Исходный текст:

Восприятие-то мира у меня и таких, как я, было — книжное, литературное… Революция — это «История двух городов», это «Боги жаждут», это Гаврош на баррикадах… В тот день я не ощущал реальной России, своего Петрограда. На меня нахлынул исторический роман, и я с восторгом барахтался в его волнах.
Поздно вечером я пришел домой. Тем вечером еще не было людских толп на улицах, не было множества машин с солдатами, несущимися невесть куда с криками «ура», не было человеческих бурных потоков, в волнах которых каждый был украшен красным бантиком… В тот вечер еще дело было не решено окончательно. Думается, все это происходило до 28 февраля.
А вот на следующий день все определилось и оформилось.
Следующий день был солнечным, ярким. Снег на мостовых сразу залоснился. Теперь стоило дома открыть фортку, и откуда-нибудь уже доносилось «ура-а-а!», я рычание мотора, и грохот мчащейся грузовой машины. Теперь удержать меня дома было и вовсе немыслимо. Да никто и не держал.
Уже совершенно спокойно (но все-таки с той же винтовкой за плечами) я прошел, впивая в себя мартовский ультрафиолетовый свет, общее ликование, и в то же время — общее недоумение, по Зверинской на Большой. Тут мне вздумалось досягнуть до Каменноостровского и посмотреть: что получилось там, в помещениях кинотеатра? Продолжает ли черненький коллега Нейман, в очках с могучими стеклами, регистрировать поступающее оружие, или там уже ничего этого нет? Но сделать так мне не удалось.
Ни трамваи не ходили… Я начал так: «ни трамваи» — и вдруг сообразил, что это «ни» — напрасно: кроме трамваев, никакого другого транспорта и не было, ибо извозчиков уже давно почти не осталось. Война!

Исходные данные:
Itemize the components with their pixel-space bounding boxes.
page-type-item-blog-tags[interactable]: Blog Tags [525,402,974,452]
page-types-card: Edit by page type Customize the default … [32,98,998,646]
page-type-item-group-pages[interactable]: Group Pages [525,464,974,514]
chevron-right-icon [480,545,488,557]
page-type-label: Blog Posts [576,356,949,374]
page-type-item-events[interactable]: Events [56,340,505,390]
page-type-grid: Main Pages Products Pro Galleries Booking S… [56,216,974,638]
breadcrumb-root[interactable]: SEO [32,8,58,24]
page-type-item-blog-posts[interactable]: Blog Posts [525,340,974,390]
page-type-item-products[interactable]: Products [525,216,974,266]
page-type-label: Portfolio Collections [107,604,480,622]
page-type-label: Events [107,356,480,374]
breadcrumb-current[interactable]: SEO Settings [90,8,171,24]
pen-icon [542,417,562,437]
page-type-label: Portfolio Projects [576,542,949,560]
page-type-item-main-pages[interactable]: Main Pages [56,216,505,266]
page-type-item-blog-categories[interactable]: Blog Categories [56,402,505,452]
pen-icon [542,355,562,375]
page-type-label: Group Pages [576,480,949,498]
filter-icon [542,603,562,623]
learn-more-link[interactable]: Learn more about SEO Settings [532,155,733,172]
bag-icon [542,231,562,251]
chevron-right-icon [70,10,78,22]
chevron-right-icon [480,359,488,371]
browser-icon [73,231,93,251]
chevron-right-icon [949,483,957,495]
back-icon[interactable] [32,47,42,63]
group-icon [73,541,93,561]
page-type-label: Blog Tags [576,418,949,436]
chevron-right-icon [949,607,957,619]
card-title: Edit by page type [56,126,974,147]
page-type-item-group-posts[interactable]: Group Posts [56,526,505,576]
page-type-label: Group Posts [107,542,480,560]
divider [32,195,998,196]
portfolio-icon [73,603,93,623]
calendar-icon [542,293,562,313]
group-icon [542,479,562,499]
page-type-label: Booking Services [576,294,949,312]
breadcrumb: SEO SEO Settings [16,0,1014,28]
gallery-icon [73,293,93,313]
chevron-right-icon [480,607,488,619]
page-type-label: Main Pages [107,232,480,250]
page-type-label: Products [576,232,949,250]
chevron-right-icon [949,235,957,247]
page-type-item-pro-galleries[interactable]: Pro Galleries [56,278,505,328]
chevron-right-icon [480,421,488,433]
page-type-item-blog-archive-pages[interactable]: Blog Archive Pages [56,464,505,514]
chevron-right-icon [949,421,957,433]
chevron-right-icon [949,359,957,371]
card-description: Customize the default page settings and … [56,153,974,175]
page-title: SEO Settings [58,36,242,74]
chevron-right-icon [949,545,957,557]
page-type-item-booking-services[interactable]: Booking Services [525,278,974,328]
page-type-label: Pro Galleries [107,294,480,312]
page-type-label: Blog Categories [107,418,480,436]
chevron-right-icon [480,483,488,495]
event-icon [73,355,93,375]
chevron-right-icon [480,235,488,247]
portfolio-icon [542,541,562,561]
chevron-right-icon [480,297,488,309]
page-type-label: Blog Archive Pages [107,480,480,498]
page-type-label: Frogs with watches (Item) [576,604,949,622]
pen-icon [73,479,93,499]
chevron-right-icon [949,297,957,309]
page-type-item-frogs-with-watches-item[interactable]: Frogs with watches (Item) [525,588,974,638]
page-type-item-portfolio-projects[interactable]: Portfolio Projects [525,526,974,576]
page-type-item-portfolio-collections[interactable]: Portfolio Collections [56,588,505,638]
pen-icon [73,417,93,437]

Задания:
1) Ответьте по отрывку о революции в Петрограде:
(a) Какие два произведения рассказчик называет по заглавию, когда говорит, чем для него была революция?
(b) Каким был следующий день?
(c) По какой улице рассказчик прошел на Большой?
2) Продолжите отрывок о революции в Петрограде с места, где он заканчивается.
Записи взяты из другого источника.

Список ответов:
1)
(a) «История двух городов» и «Боги жаждут».
(b) Солнечным, ярким.
(c) По Зверинской.

2)
По Большому сплошной рекой — двумя реками: туда и обратно — тек народ… Очень жаль, что как будто ни один кинооператор не догадался заснять — так просто — вот. эту толпу первых дней той, Февральской революции, очень уж характерно для нее было отсутствие какого бы то ни было членения, буквально несколько дней сохранявшаяся аморфная «всеобщность». С кипящего котла вдруг сняли крышку, открыли клапан, давление сразу упало: клубится пар, бурлят пузыри, но взрыва-то уже не последует — по крайней мере немедленно… И не различишь, что там кипит, — щелочи, кислота, все вместе! Трудно было поверить, что я иду по революционной улице, — она казалась скорее карнавальной.
…Карнавальной-то карнавальной, но — на грани, на острие… Я был уже за тогдашней Матвеевской улицей, когда где-то хлопнул выстрел… Другой…
Та же толпа кинулась врассыпную… Мгновенно возник слух: «Городовые на Матвеевской церкви!» — «Ну мы их сейчас!!»
Откуда ни возьмись — солдаты с винтовками: побежали туда… Я бы в восторженном упоении тех первых дней тоже побежал, но в этот самый миг со мной грудь с грудью столкнулись два обуреваемых революционным восторгом паренька, с какими-то цветными повязками на рукавах пальто.
— Товарищ! Коллега! Вы — гимназист? — уже издали кричали они мне. — Идите вон в тот подъезд! Там сейчас происходит общее собрание. Учеников, гимназистов. Вы какой гимназии? Мая? Это — на Васильевском?.. Не играет роли: важно начать; потом уже разберемся кто откуда!
Какую-то секунду я колебался. Совершенно честно говоря, я в те времена (точнее, до того времени) был «отдельным» юношей, подростком-одиночкой. Я был чрезвычайно, я сказал бы — до болезненности, стеснительным и конфузливым существом, чего никак не могли предположить — глядя на мою кожанку, на мою австрийскую винтовку за плечами, на мой, очень много выше среднего, рост — эти юные агитаторы.